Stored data
====================

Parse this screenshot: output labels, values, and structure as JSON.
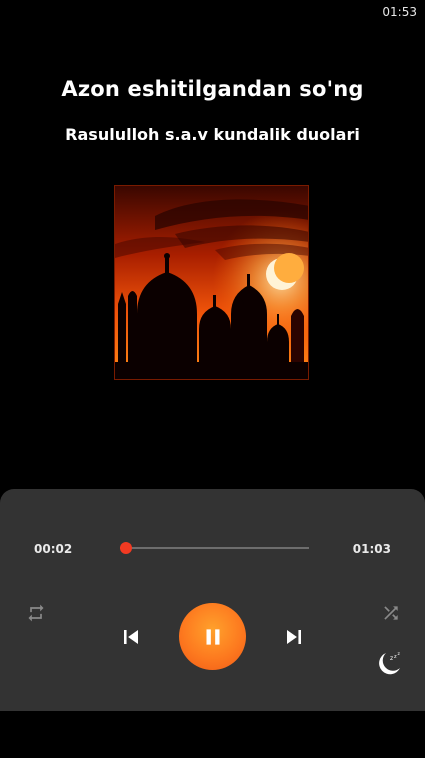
{
  "status_bar": {
    "time": "01:53"
  },
  "track": {
    "title": "Azon eshitilgandan so'ng",
    "subtitle": "Rasululloh s.a.v kundalik duolari",
    "cover_icon": "mosque-sunset-artwork"
  },
  "player": {
    "current_time": "00:02",
    "total_time": "01:03",
    "progress": 0.032,
    "state": "playing"
  },
  "colors": {
    "accent": "#f23a22",
    "play_button": "#fd7a1f",
    "panel": "#333333",
    "background": "#000000"
  },
  "icons": {
    "repeat": "repeat-icon",
    "shuffle": "shuffle-icon",
    "previous": "skip-previous-icon",
    "pause": "pause-icon",
    "next": "skip-next-icon",
    "sleep": "sleep-timer-icon"
  }
}
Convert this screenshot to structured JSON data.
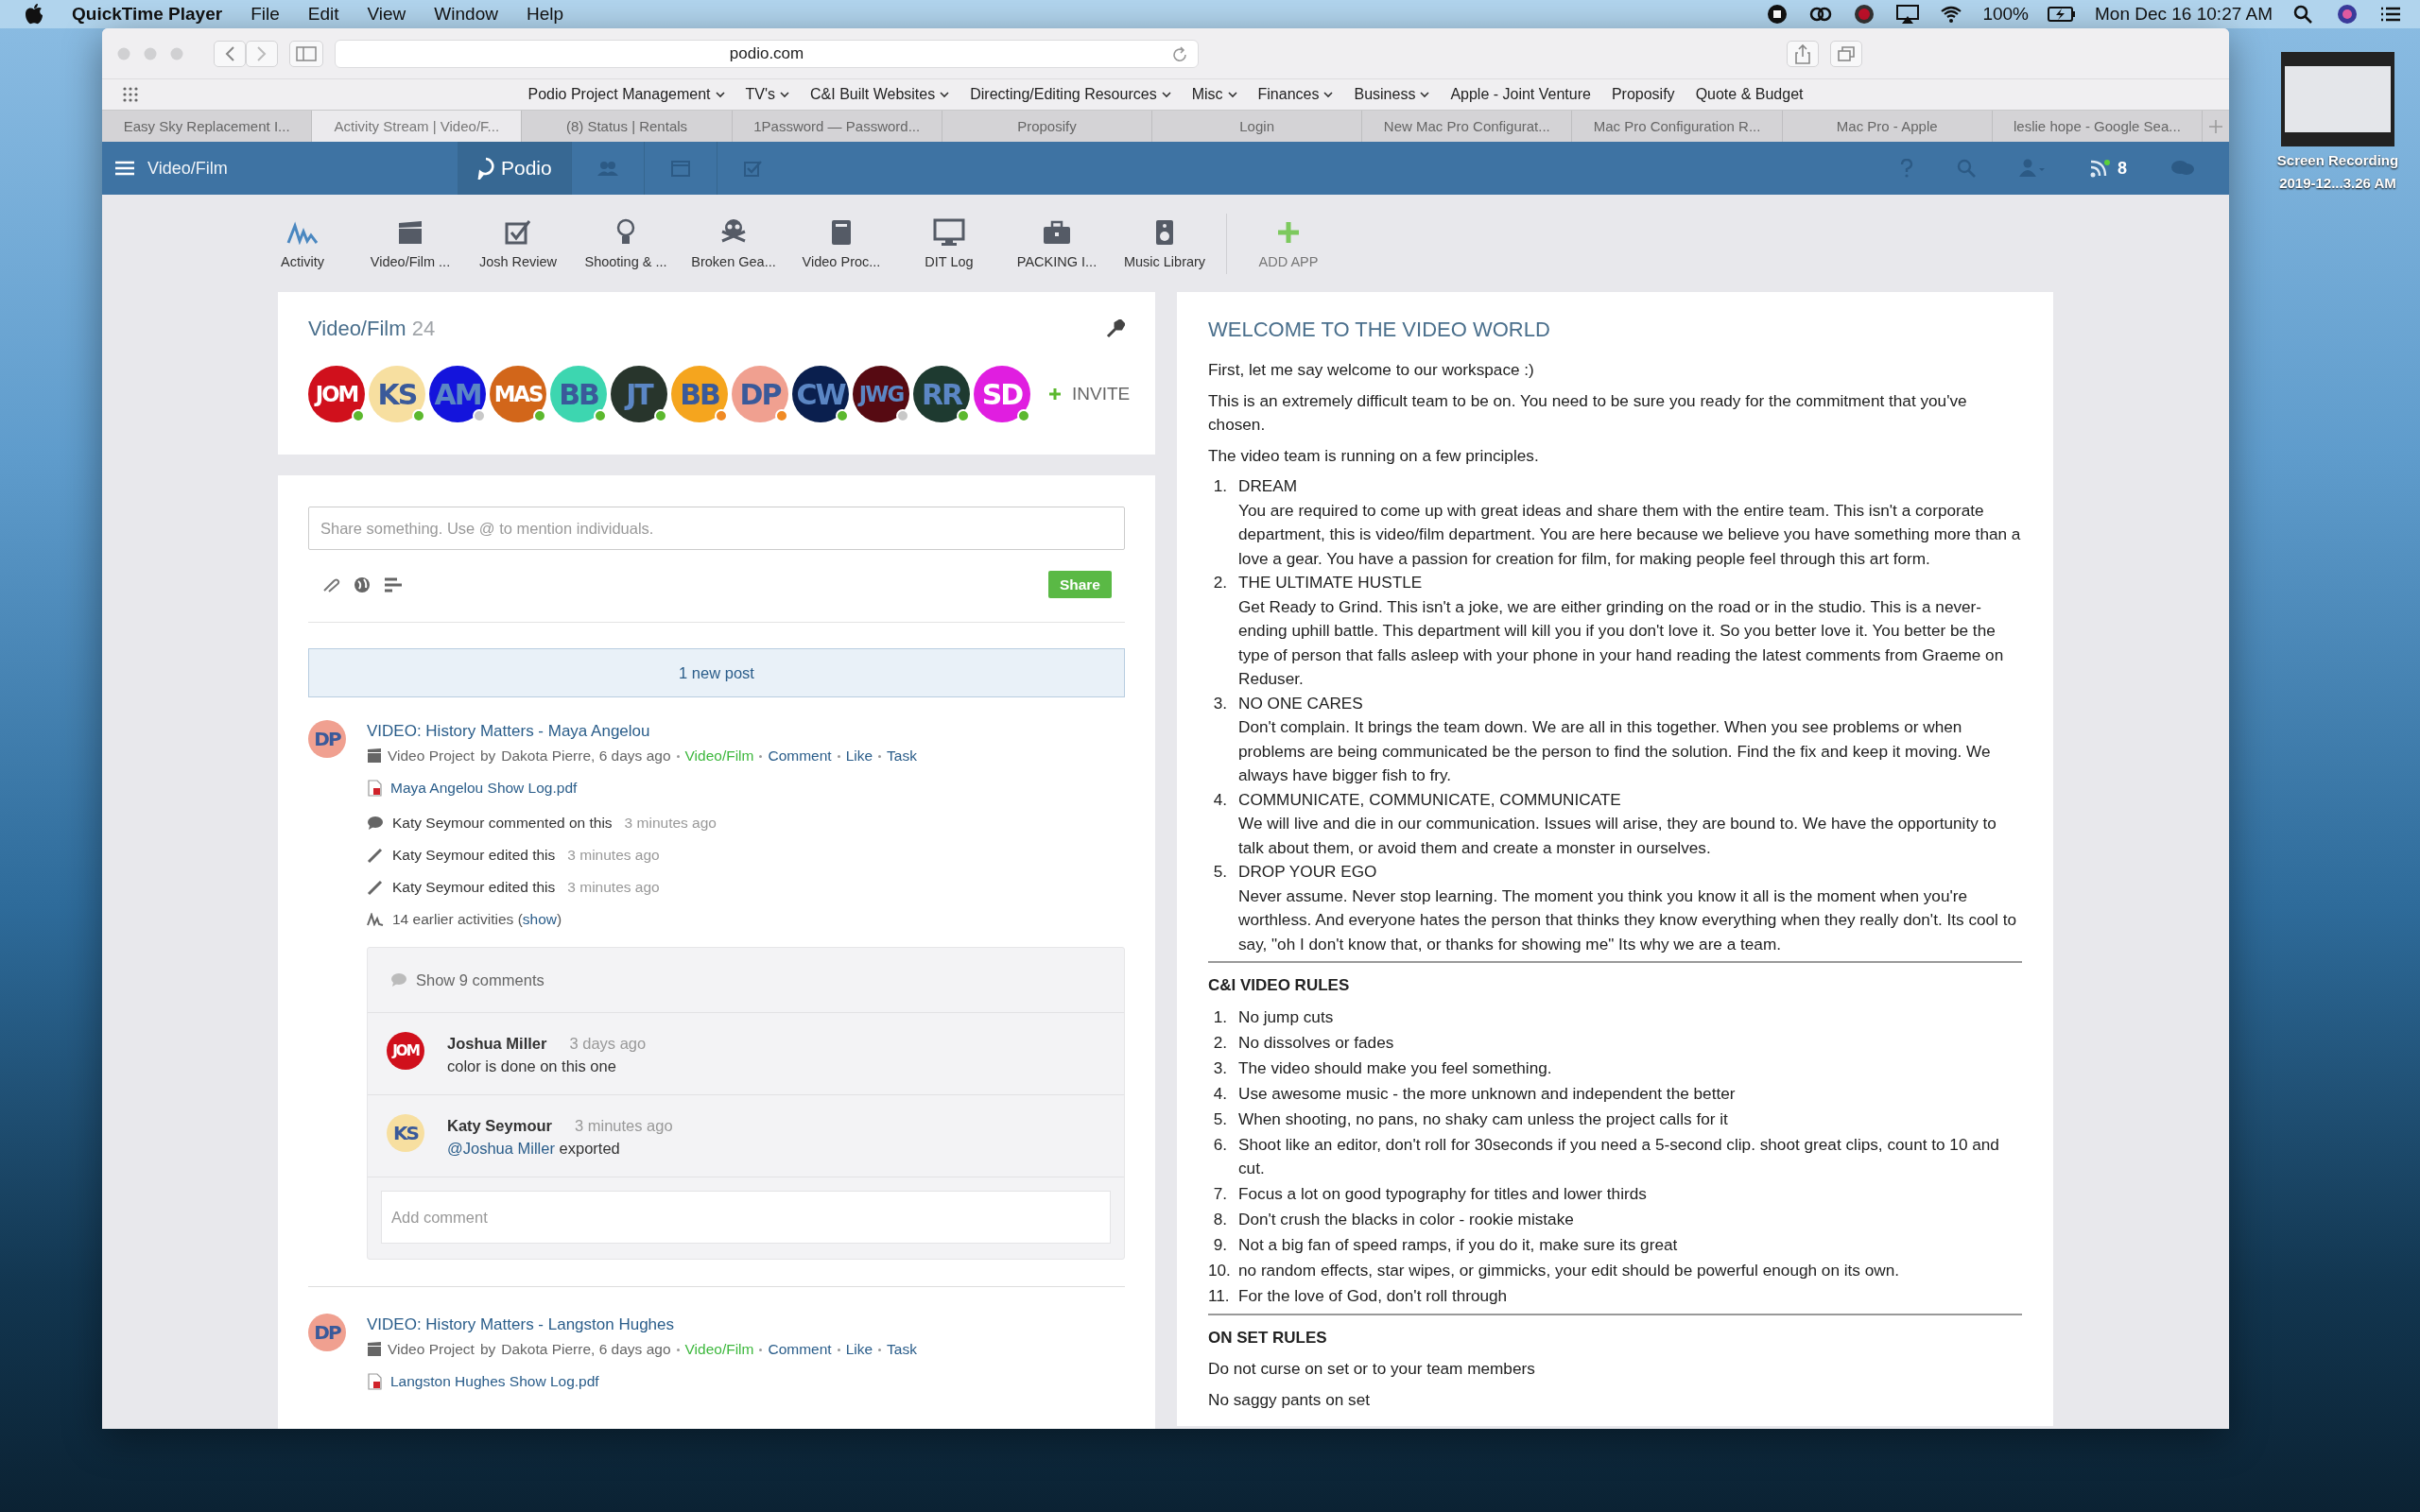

====================

Task directions:
The listing above must be printed again exactly, minus its pictures.

Correct answer:
Parse this screenshot: output labels, values, and structure as JSON.
{
  "status_bar": {
    "time": "01:53"
  },
  "track": {
    "title": "Azon eshitilgandan so'ng",
    "subtitle": "Rasululloh s.a.v kundalik duolari",
    "cover_icon": "mosque-sunset-artwork"
  },
  "player": {
    "current_time": "00:02",
    "total_time": "01:03",
    "progress": 0.032,
    "state": "playing"
  },
  "colors": {
    "accent": "#f23a22",
    "play_button": "#fd7a1f",
    "panel": "#333333",
    "background": "#000000"
  },
  "icons": {
    "repeat": "repeat-icon",
    "shuffle": "shuffle-icon",
    "previous": "skip-previous-icon",
    "pause": "pause-icon",
    "next": "skip-next-icon",
    "sleep": "sleep-timer-icon"
  }
}
Convert this screenshot to structured JSON data.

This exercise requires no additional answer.